Records from a dataset:
··········

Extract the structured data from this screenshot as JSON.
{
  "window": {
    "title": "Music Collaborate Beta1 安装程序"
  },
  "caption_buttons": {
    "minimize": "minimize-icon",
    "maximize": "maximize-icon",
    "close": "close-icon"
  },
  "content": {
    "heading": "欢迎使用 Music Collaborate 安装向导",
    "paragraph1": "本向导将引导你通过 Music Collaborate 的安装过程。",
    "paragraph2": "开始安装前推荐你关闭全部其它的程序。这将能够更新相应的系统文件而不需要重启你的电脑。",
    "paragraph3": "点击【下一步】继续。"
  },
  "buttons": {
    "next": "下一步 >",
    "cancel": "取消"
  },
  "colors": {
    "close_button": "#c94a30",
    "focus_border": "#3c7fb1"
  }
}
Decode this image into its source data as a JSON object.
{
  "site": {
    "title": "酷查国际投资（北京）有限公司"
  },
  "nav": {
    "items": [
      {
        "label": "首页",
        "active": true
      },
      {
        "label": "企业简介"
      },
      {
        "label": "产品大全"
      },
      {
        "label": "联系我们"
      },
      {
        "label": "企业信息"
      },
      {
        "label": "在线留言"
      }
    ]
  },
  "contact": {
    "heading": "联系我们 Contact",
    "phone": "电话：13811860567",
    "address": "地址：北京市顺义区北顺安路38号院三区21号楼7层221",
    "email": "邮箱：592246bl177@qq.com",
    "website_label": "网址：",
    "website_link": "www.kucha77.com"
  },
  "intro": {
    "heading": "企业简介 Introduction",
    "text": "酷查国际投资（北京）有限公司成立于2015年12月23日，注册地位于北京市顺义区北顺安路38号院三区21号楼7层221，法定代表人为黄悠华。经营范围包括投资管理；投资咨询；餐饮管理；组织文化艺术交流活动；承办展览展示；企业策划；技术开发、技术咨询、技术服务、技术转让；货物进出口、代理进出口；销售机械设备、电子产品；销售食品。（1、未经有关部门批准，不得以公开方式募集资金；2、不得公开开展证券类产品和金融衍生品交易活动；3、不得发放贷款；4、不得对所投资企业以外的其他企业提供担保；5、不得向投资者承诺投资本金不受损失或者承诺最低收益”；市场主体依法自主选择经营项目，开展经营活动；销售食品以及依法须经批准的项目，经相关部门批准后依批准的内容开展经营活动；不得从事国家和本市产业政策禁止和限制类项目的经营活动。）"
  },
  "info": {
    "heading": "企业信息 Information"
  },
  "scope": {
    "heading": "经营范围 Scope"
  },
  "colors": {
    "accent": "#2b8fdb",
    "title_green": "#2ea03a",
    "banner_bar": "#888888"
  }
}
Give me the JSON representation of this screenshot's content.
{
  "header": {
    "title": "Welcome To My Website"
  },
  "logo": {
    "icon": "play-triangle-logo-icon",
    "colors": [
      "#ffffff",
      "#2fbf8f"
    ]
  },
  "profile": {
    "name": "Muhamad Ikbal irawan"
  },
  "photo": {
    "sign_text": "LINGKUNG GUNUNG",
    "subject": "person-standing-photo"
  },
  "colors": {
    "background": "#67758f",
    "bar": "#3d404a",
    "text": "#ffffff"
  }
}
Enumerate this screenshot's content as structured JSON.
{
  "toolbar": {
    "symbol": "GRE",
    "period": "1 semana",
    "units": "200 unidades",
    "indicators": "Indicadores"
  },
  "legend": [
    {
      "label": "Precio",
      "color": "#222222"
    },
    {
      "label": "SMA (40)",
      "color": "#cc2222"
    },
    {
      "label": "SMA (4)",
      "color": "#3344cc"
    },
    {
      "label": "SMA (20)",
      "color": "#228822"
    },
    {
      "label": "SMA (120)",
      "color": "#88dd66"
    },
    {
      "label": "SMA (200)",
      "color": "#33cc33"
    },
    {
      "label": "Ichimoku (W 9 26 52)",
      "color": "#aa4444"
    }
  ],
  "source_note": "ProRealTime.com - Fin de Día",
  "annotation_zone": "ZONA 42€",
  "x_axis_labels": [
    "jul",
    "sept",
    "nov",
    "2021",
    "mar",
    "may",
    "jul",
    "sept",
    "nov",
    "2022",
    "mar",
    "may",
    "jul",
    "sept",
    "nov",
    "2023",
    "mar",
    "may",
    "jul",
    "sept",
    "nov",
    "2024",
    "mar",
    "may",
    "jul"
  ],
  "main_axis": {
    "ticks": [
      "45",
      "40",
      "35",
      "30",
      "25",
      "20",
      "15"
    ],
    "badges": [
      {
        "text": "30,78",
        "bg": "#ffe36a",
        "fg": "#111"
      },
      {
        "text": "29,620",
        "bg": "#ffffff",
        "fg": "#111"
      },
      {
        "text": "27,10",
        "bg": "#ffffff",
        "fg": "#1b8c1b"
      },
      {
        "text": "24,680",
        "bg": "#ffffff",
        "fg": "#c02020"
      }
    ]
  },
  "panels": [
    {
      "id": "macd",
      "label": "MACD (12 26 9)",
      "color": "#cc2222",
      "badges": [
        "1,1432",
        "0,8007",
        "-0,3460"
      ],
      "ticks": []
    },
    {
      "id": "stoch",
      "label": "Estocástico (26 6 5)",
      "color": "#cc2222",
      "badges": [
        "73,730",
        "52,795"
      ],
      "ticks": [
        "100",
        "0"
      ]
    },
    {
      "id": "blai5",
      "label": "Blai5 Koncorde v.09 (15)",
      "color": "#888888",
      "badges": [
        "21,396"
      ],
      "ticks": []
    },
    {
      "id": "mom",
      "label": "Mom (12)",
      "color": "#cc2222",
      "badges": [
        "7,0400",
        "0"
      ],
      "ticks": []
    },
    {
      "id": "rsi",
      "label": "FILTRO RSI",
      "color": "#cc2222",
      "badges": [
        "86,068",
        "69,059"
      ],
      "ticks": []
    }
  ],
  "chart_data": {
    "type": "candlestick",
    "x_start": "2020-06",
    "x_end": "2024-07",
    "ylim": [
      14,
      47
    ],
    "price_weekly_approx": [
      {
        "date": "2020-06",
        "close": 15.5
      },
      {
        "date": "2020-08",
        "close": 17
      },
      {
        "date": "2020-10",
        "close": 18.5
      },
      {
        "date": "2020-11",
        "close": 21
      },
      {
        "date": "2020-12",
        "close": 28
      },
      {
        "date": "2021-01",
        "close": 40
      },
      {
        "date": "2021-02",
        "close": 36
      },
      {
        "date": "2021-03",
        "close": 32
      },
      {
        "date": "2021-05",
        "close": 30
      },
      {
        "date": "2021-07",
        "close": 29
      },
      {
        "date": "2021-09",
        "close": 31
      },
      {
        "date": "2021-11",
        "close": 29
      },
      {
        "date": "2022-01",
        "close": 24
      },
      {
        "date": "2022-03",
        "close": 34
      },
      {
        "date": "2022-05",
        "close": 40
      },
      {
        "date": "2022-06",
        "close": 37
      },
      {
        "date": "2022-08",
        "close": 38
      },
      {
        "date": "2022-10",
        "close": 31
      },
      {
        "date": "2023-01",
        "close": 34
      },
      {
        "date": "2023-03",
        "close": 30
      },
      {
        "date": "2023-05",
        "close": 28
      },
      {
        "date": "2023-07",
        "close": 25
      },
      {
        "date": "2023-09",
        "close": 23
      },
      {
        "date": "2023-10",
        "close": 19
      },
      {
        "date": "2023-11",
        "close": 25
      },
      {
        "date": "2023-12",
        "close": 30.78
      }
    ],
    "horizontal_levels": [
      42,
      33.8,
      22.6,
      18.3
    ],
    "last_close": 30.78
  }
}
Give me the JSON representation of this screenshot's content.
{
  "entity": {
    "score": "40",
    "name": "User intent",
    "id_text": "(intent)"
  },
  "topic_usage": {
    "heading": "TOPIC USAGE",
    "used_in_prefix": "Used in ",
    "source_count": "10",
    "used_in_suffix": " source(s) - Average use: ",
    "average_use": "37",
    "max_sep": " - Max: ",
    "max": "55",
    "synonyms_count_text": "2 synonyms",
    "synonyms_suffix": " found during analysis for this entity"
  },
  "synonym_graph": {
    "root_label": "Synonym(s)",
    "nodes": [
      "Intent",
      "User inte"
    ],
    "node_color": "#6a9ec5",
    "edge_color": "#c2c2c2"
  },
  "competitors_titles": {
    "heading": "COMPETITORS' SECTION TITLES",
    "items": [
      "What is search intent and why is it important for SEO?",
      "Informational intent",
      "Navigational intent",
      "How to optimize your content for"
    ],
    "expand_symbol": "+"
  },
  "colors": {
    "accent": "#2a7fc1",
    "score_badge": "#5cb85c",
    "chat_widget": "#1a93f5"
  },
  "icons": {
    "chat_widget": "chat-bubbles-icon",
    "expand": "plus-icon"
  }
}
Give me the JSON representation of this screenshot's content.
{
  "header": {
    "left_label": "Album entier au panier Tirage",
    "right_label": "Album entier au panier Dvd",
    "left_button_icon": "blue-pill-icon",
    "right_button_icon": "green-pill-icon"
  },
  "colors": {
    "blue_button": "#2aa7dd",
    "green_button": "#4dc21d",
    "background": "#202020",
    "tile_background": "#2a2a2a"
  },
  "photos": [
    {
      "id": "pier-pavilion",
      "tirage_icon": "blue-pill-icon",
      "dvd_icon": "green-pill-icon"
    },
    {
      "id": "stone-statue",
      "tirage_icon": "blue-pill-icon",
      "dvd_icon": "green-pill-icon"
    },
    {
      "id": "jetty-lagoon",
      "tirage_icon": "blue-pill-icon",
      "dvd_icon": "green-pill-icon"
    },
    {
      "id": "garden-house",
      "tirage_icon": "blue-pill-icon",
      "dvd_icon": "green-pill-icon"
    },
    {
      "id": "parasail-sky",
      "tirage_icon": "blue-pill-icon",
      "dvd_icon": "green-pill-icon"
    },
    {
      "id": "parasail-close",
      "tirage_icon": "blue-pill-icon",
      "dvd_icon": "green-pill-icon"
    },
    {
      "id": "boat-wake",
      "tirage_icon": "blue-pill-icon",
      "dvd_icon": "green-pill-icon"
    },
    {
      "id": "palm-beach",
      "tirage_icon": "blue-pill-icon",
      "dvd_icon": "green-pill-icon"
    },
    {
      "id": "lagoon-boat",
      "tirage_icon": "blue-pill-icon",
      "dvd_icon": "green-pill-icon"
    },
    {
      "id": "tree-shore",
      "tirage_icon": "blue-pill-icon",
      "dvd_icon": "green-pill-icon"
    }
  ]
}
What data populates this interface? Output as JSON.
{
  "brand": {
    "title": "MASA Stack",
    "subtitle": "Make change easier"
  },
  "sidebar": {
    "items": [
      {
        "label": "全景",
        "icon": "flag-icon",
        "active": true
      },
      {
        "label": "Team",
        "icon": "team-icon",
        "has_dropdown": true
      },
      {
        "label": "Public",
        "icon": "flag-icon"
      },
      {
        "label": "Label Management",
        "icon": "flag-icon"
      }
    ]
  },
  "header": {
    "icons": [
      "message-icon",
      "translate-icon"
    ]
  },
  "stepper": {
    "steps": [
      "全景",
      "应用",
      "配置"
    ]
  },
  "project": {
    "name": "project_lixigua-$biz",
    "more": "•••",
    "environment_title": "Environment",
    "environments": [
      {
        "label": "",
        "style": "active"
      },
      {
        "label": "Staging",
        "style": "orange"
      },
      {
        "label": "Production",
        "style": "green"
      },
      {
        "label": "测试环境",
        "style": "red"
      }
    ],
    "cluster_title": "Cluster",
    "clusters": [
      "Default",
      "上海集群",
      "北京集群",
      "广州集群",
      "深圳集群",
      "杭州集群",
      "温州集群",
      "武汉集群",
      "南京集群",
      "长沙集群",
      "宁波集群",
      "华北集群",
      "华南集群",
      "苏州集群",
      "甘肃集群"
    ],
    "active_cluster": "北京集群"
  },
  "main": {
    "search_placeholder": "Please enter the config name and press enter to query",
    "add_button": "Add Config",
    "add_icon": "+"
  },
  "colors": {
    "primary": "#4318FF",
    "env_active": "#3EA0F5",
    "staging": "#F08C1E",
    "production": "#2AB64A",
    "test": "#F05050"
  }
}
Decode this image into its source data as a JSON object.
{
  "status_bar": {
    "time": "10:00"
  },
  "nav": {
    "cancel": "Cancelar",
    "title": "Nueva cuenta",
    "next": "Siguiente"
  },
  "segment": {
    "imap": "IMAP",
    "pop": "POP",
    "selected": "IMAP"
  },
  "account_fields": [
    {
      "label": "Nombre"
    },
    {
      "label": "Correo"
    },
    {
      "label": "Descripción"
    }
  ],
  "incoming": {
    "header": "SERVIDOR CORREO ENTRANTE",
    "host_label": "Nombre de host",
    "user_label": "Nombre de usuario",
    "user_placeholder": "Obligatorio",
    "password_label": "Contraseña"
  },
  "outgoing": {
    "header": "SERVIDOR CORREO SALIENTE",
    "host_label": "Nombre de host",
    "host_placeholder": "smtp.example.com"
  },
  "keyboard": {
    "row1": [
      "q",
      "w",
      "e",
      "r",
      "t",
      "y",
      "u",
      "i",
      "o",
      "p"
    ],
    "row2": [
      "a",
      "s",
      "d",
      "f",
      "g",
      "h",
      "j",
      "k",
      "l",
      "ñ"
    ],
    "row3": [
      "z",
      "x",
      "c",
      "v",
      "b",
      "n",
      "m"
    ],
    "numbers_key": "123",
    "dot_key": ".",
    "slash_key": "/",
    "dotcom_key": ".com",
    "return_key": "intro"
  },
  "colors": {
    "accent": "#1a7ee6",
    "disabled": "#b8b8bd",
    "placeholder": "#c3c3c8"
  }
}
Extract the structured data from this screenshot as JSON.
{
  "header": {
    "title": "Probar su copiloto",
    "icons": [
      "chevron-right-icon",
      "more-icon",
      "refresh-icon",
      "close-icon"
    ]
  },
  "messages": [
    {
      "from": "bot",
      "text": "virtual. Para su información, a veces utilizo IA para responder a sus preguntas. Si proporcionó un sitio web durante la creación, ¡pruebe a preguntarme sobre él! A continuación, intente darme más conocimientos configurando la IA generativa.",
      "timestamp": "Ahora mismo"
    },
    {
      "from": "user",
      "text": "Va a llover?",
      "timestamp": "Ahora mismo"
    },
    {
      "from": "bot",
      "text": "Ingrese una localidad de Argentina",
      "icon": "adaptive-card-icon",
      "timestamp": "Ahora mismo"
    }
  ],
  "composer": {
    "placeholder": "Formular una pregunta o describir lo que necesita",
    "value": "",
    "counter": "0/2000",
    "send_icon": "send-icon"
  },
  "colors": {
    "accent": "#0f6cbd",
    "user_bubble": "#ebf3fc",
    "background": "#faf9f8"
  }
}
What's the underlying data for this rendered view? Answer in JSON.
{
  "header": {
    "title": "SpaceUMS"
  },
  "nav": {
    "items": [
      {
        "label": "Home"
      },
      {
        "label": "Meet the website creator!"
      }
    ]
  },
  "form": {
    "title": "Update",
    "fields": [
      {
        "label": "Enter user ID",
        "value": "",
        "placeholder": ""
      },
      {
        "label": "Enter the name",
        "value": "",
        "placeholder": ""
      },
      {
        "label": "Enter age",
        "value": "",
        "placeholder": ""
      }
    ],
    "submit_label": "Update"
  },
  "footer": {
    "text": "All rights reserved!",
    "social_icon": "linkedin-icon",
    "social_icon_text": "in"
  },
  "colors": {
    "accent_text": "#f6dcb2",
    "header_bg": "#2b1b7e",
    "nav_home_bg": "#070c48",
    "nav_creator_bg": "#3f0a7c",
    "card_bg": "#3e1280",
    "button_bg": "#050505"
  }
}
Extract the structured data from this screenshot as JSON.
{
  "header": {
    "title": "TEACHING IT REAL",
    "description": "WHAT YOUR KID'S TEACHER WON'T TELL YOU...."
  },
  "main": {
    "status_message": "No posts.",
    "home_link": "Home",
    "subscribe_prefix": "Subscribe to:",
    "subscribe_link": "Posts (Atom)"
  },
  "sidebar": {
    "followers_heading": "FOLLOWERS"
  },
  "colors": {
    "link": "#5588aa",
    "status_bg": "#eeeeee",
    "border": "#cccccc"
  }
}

··········

** WRITTEN REQUEST **
Report the number of lines in the listing where the string "style" appears, and nothing besides.

** FINAL ANSWER **
4